Items listed in a dataset -
┄┄┄┄┄┄┄┄┄┄┄┄┄┄┄┄┄┄┄┄
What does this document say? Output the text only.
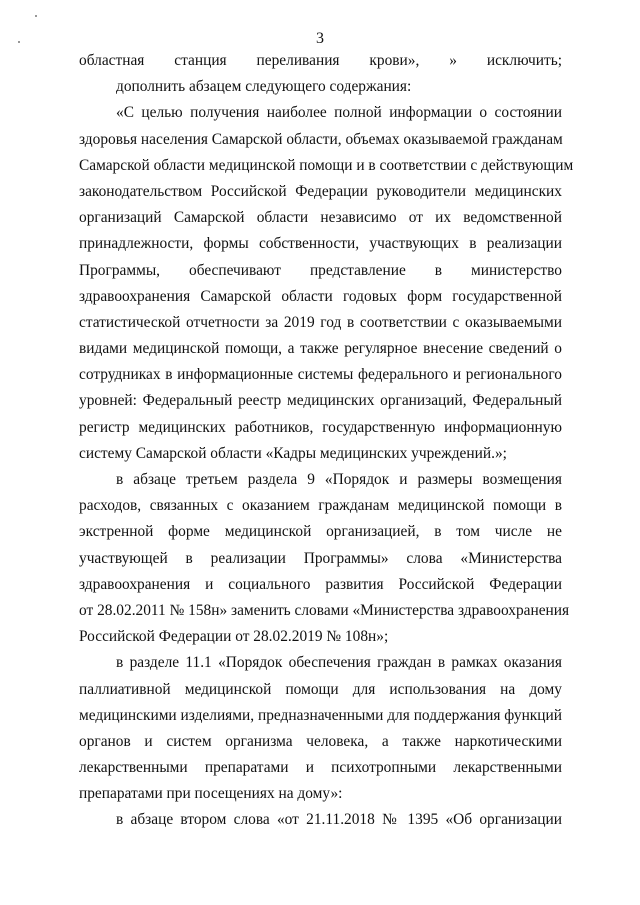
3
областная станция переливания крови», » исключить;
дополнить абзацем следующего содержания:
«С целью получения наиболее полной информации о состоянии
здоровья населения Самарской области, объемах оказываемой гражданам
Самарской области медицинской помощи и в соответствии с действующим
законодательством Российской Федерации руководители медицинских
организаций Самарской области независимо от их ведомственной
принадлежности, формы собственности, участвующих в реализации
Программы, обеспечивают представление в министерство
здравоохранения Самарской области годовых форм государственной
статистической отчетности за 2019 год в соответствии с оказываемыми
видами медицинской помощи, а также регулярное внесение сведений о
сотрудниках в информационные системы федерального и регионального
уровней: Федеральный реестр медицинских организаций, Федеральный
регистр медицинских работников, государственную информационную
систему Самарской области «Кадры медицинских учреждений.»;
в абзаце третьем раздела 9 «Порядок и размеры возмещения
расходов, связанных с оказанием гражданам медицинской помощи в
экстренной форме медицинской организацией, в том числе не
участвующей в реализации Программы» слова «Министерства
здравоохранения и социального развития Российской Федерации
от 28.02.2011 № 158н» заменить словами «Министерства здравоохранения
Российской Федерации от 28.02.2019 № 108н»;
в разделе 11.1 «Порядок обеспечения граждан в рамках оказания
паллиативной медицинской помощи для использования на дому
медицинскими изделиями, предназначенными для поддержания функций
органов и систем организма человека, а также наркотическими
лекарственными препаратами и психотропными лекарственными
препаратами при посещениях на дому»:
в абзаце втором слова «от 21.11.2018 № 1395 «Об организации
┄┄┄┄┄┄┄┄┄┄┄┄┄┄┄┄┄┄┄┄
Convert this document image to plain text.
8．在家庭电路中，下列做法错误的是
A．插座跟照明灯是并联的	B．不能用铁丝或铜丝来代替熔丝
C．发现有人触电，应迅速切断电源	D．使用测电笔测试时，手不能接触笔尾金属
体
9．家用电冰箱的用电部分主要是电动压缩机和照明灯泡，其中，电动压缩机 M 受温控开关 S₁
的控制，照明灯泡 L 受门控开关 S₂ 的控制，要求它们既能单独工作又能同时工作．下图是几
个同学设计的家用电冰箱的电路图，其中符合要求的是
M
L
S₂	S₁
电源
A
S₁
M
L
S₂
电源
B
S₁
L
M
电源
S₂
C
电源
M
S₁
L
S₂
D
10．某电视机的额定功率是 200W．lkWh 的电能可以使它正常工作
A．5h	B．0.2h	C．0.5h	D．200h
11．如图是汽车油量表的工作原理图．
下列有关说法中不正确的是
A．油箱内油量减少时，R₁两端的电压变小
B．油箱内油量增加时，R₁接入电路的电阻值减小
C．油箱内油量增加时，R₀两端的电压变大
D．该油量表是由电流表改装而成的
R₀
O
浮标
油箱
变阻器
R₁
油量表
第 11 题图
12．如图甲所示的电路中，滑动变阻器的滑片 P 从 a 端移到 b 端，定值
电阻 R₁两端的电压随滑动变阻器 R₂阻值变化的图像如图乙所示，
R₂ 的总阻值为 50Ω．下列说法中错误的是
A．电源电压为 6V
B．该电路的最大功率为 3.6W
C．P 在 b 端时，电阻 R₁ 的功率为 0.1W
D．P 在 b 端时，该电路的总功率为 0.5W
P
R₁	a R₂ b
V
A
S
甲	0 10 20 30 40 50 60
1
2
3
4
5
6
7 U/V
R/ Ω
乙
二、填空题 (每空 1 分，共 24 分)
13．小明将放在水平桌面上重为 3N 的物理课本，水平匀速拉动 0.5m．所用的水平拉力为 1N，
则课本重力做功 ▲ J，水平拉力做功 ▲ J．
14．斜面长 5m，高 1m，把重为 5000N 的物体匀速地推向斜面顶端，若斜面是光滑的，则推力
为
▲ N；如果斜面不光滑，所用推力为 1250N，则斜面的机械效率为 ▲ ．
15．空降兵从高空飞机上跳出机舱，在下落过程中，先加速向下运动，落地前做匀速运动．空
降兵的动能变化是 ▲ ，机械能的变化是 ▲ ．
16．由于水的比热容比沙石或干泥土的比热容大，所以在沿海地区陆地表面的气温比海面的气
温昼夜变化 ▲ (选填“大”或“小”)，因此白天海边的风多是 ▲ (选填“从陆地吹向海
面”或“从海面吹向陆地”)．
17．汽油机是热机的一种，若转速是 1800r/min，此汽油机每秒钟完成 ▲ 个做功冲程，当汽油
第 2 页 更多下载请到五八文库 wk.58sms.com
┄┄┄┄┄┄┄┄┄┄┄┄┄┄┄┄┄┄┄┄
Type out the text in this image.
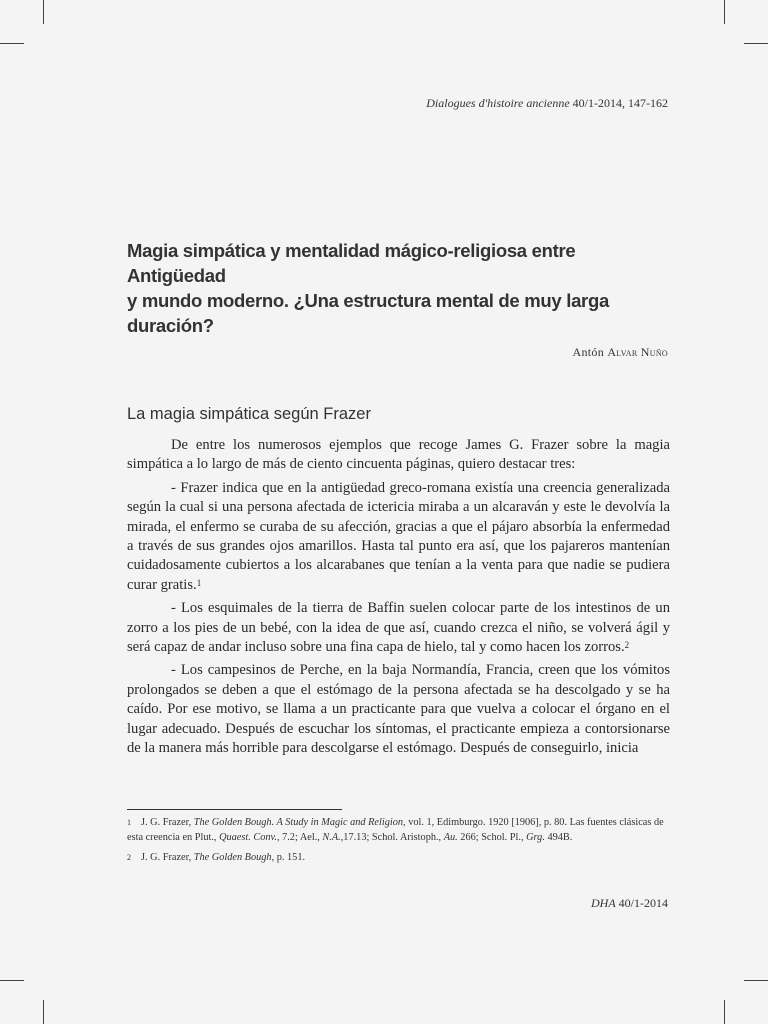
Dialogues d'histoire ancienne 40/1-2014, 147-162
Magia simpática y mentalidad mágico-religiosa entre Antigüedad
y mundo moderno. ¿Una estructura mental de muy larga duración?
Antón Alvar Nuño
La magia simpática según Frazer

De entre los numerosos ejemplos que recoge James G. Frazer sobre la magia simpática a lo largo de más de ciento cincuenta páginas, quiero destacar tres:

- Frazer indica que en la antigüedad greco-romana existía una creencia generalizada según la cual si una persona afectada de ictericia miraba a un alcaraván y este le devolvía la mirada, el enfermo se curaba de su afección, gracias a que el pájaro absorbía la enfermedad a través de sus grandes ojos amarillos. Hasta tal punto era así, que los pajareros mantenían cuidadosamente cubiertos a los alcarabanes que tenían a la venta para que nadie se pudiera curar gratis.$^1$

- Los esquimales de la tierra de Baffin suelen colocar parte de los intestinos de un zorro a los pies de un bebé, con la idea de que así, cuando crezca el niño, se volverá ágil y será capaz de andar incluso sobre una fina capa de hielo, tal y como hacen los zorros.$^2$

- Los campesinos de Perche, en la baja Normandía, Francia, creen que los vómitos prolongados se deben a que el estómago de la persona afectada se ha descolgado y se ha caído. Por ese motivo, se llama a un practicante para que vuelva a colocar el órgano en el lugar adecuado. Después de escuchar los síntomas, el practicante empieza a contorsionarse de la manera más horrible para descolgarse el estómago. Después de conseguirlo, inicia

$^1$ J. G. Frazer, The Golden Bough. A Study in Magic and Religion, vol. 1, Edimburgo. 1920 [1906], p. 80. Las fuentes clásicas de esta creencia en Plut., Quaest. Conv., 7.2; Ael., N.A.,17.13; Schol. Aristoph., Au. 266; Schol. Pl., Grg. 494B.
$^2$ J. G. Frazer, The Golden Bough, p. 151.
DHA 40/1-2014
┄┄┄┄┄┄┄┄┄┄┄┄┄┄┄┄┄┄┄┄
Exercise description - Show the lines of the data that hold the word "entre".

Task answer -
Magia simpática y mentalidad mágico-religiosa entre Antigüedad
De entre los numerosos ejemplos que recoge James G. Frazer sobre la magia simpática a lo largo de más de ciento cincuenta páginas, quiero destacar tres:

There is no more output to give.